Task to carry out:
Pictures do not belong in the copy; quote every entry below exactly.

Dataset:
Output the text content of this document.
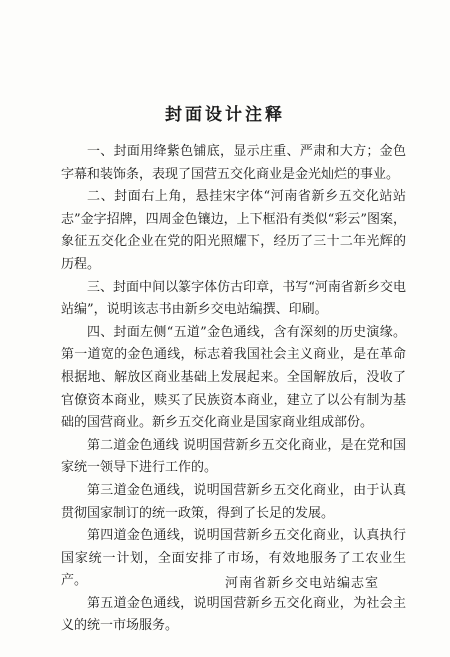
封面设计注释

一、封面用绛紫色铺底，显示庄重、严肃和大方；金色字幕和装饰条，表现了国营五交化商业是金光灿烂的事业。

二、封面右上角，悬挂宋字体“河南省新乡五交化站站志”金字招牌，四周金色镶边，上下框沿有类似“彩云”图案，象征五交化企业在党的阳光照耀下，经历了三十二年光辉的历程。

三、封面中间以篆字体仿古印章，书写“河南省新乡交电站编”，说明该志书由新乡交电站编撰、印刷。

四、封面左侧“五道”金色通线，含有深刻的历史演缘。第一道宽的金色通线，标志着我国社会主义商业，是在革命根据地、解放区商业基础上发展起来。全国解放后，没收了官僚资本商业，赎买了民族资本商业，建立了以公有制为基础的国营商业。新乡五交化商业是国家商业组成部份。

第二道金色通线 说明国营新乡五交化商业，是在党和国家统一领导下进行工作的。

第三道金色通线，说明国营新乡五交化商业，由于认真贯彻国家制订的统一政策，得到了长足的发展。

第四道金色通线，说明国营新乡五交化商业，认真执行国家统一计划，全面安排了市场，有效地服务了工农业生产。

第五道金色通线，说明国营新乡五交化商业，为社会主义的统一市场服务。

河南省新乡交电站编志室
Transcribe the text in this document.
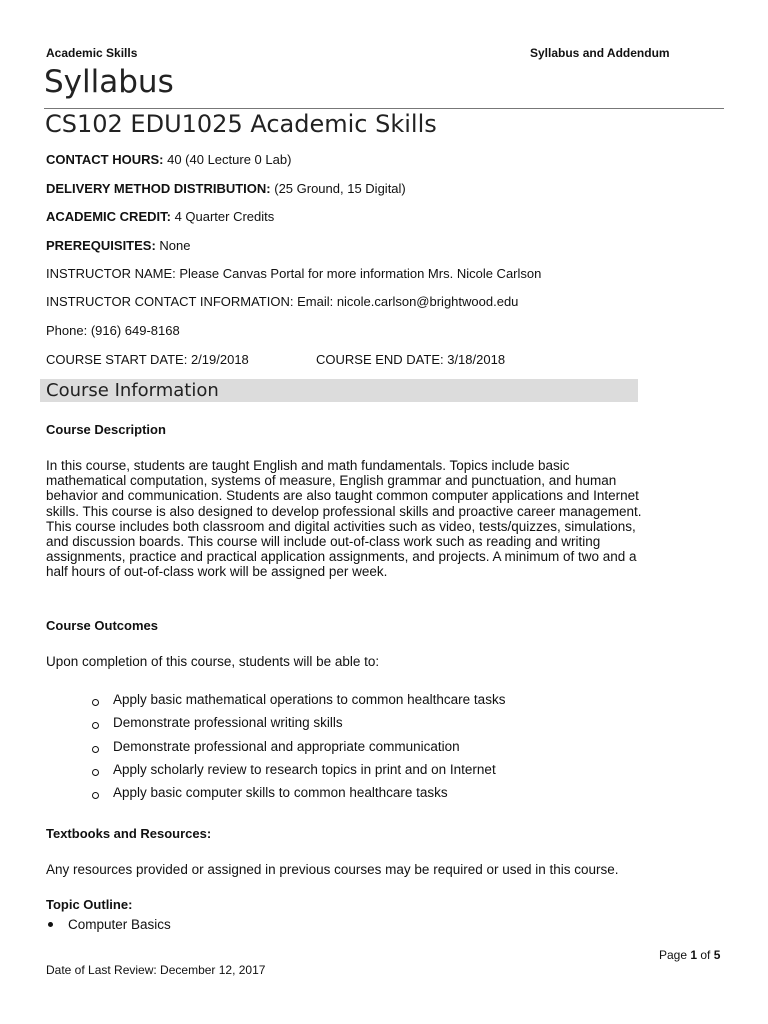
Academic Skills	Syllabus and Addendum
Syllabus
CS102 EDU1025 Academic Skills
CONTACT HOURS: 40 (40 Lecture 0 Lab)
DELIVERY METHOD DISTRIBUTION: (25 Ground, 15 Digital)
ACADEMIC CREDIT: 4 Quarter Credits
PREREQUISITES: None
INSTRUCTOR NAME: Please Canvas Portal for more information Mrs. Nicole Carlson
INSTRUCTOR CONTACT INFORMATION: Email: nicole.carlson@brightwood.edu
Phone: (916) 649-8168
COURSE START DATE: 2/19/2018	COURSE END DATE: 3/18/2018
Course Information
Course Description
In this course, students are taught English and math fundamentals. Topics include basic
mathematical computation, systems of measure, English grammar and punctuation, and human
behavior and communication. Students are also taught common computer applications and Internet
skills. This course is also designed to develop professional skills and proactive career management.
This course includes both classroom and digital activities such as video, tests/quizzes, simulations,
and discussion boards. This course will include out-of-class work such as reading and writing
assignments, practice and practical application assignments, and projects. A minimum of two and a
half hours of out-of-class work will be assigned per week.
Course Outcomes
Upon completion of this course, students will be able to:
Apply basic mathematical operations to common healthcare tasks
Demonstrate professional writing skills
Demonstrate professional and appropriate communication
Apply scholarly review to research topics in print and on Internet
Apply basic computer skills to common healthcare tasks
Textbooks and Resources:
Any resources provided or assigned in previous courses may be required or used in this course.
Topic Outline:
Computer Basics
Page 1 of 5
Date of Last Review: December 12, 2017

Exercise output:
Output the text content of this document.
封面设计注释

一、封面用绛紫色铺底，显示庄重、严肃和大方；金色字幕和装饰条，表现了国营五交化商业是金光灿烂的事业。

二、封面右上角，悬挂宋字体“河南省新乡五交化站站志”金字招牌，四周金色镶边，上下框沿有类似“彩云”图案，象征五交化企业在党的阳光照耀下，经历了三十二年光辉的历程。

三、封面中间以篆字体仿古印章，书写“河南省新乡交电站编”，说明该志书由新乡交电站编撰、印刷。

四、封面左侧“五道”金色通线，含有深刻的历史演缘。第一道宽的金色通线，标志着我国社会主义商业，是在革命根据地、解放区商业基础上发展起来。全国解放后，没收了官僚资本商业，赎买了民族资本商业，建立了以公有制为基础的国营商业。新乡五交化商业是国家商业组成部份。

第二道金色通线 说明国营新乡五交化商业，是在党和国家统一领导下进行工作的。

第三道金色通线，说明国营新乡五交化商业，由于认真贯彻国家制订的统一政策，得到了长足的发展。

第四道金色通线，说明国营新乡五交化商业，认真执行国家统一计划，全面安排了市场，有效地服务了工农业生产。

第五道金色通线，说明国营新乡五交化商业，为社会主义的统一市场服务。

河南省新乡交电站编志室
Transcribe the text in this document.
Academic Skills	Syllabus and Addendum
Syllabus
CS102 EDU1025 Academic Skills
CONTACT HOURS: 40 (40 Lecture 0 Lab)
DELIVERY METHOD DISTRIBUTION: (25 Ground, 15 Digital)
ACADEMIC CREDIT: 4 Quarter Credits
PREREQUISITES: None
INSTRUCTOR NAME: Please Canvas Portal for more information Mrs. Nicole Carlson
INSTRUCTOR CONTACT INFORMATION: Email: nicole.carlson@brightwood.edu
Phone: (916) 649-8168
COURSE START DATE: 2/19/2018	COURSE END DATE: 3/18/2018
Course Information
Course Description
In this course, students are taught English and math fundamentals. Topics include basic
mathematical computation, systems of measure, English grammar and punctuation, and human
behavior and communication. Students are also taught common computer applications and Internet
skills. This course is also designed to develop professional skills and proactive career management.
This course includes both classroom and digital activities such as video, tests/quizzes, simulations,
and discussion boards. This course will include out-of-class work such as reading and writing
assignments, practice and practical application assignments, and projects. A minimum of two and a
half hours of out-of-class work will be assigned per week.
Course Outcomes
Upon completion of this course, students will be able to:
Apply basic mathematical operations to common healthcare tasks
Demonstrate professional writing skills
Demonstrate professional and appropriate communication
Apply scholarly review to research topics in print and on Internet
Apply basic computer skills to common healthcare tasks
Textbooks and Resources:
Any resources provided or assigned in previous courses may be required or used in this course.
Topic Outline:
Computer Basics
Page 1 of 5
Date of Last Review: December 12, 2017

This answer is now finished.